↓↓↓

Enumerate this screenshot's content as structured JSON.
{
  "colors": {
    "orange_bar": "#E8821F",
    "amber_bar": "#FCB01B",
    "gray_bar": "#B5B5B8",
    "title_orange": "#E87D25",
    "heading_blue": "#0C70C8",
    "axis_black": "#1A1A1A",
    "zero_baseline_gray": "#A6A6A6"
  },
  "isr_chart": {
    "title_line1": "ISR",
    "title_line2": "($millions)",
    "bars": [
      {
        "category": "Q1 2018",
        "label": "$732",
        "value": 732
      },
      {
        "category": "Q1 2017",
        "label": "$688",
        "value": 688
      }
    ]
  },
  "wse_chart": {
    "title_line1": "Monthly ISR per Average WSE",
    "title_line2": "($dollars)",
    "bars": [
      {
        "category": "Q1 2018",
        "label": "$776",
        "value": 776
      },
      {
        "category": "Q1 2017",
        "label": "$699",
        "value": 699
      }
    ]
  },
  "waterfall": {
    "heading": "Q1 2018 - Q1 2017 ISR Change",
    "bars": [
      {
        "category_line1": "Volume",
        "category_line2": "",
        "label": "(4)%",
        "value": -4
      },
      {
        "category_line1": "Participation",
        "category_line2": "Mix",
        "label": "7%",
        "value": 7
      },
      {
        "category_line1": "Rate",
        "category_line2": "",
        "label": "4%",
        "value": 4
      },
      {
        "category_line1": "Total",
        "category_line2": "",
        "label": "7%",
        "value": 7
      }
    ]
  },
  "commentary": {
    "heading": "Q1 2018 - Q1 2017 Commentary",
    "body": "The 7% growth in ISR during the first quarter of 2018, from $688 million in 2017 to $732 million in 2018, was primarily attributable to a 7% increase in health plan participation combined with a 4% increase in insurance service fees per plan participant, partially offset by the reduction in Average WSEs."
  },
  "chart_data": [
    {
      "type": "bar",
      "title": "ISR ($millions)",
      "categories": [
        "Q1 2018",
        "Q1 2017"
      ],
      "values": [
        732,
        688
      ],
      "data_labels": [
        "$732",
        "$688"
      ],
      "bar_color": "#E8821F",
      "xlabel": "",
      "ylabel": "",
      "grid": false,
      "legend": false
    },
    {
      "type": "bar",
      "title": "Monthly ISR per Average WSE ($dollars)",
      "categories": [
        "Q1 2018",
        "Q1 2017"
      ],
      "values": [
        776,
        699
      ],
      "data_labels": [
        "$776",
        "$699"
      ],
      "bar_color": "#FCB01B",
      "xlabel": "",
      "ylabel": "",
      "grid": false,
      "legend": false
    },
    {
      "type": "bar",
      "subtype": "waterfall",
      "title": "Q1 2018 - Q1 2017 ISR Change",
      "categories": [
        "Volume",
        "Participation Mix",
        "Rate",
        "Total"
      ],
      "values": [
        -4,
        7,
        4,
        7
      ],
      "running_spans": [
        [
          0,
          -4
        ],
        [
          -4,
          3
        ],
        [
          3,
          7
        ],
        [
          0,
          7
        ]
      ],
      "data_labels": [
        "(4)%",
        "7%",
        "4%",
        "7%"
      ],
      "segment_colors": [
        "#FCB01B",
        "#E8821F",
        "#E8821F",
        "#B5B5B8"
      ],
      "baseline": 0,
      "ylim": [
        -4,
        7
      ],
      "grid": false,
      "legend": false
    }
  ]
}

↑↑↑

### [Task directions]
Nothing should be changed: write out all of the data as is.

### [Exercise answer]
Enumerate this screenshot's content as structured JSON.
{
  "colors": {
    "orange_bar": "#E8821F",
    "amber_bar": "#FCB01B",
    "gray_bar": "#B5B5B8",
    "title_orange": "#E87D25",
    "heading_blue": "#0C70C8",
    "axis_black": "#1A1A1A",
    "zero_baseline_gray": "#A6A6A6"
  },
  "isr_chart": {
    "title_line1": "ISR",
    "title_line2": "($millions)",
    "bars": [
      {
        "category": "Q1 2018",
        "label": "$732",
        "value": 732
      },
      {
        "category": "Q1 2017",
        "label": "$688",
        "value": 688
      }
    ]
  },
  "wse_chart": {
    "title_line1": "Monthly ISR per Average WSE",
    "title_line2": "($dollars)",
    "bars": [
      {
        "category": "Q1 2018",
        "label": "$776",
        "value": 776
      },
      {
        "category": "Q1 2017",
        "label": "$699",
        "value": 699
      }
    ]
  },
  "waterfall": {
    "heading": "Q1 2018 - Q1 2017 ISR Change",
    "bars": [
      {
        "category_line1": "Volume",
        "category_line2": "",
        "label": "(4)%",
        "value": -4
      },
      {
        "category_line1": "Participation",
        "category_line2": "Mix",
        "label": "7%",
        "value": 7
      },
      {
        "category_line1": "Rate",
        "category_line2": "",
        "label": "4%",
        "value": 4
      },
      {
        "category_line1": "Total",
        "category_line2": "",
        "label": "7%",
        "value": 7
      }
    ]
  },
  "commentary": {
    "heading": "Q1 2018 - Q1 2017 Commentary",
    "body": "The 7% growth in ISR during the first quarter of 2018, from $688 million in 2017 to $732 million in 2018, was primarily attributable to a 7% increase in health plan participation combined with a 4% increase in insurance service fees per plan participant, partially offset by the reduction in Average WSEs."
  },
  "chart_data": [
    {
      "type": "bar",
      "title": "ISR ($millions)",
      "categories": [
        "Q1 2018",
        "Q1 2017"
      ],
      "values": [
        732,
        688
      ],
      "data_labels": [
        "$732",
        "$688"
      ],
      "bar_color": "#E8821F",
      "xlabel": "",
      "ylabel": "",
      "grid": false,
      "legend": false
    },
    {
      "type": "bar",
      "title": "Monthly ISR per Average WSE ($dollars)",
      "categories": [
        "Q1 2018",
        "Q1 2017"
      ],
      "values": [
        776,
        699
      ],
      "data_labels": [
        "$776",
        "$699"
      ],
      "bar_color": "#FCB01B",
      "xlabel": "",
      "ylabel": "",
      "grid": false,
      "legend": false
    },
    {
      "type": "bar",
      "subtype": "waterfall",
      "title": "Q1 2018 - Q1 2017 ISR Change",
      "categories": [
        "Volume",
        "Participation Mix",
        "Rate",
        "Total"
      ],
      "values": [
        -4,
        7,
        4,
        7
      ],
      "running_spans": [
        [
          0,
          -4
        ],
        [
          -4,
          3
        ],
        [
          3,
          7
        ],
        [
          0,
          7
        ]
      ],
      "data_labels": [
        "(4)%",
        "7%",
        "4%",
        "7%"
      ],
      "segment_colors": [
        "#FCB01B",
        "#E8821F",
        "#E8821F",
        "#B5B5B8"
      ],
      "baseline": 0,
      "ylim": [
        -4,
        7
      ],
      "grid": false,
      "legend": false
    }
  ]
}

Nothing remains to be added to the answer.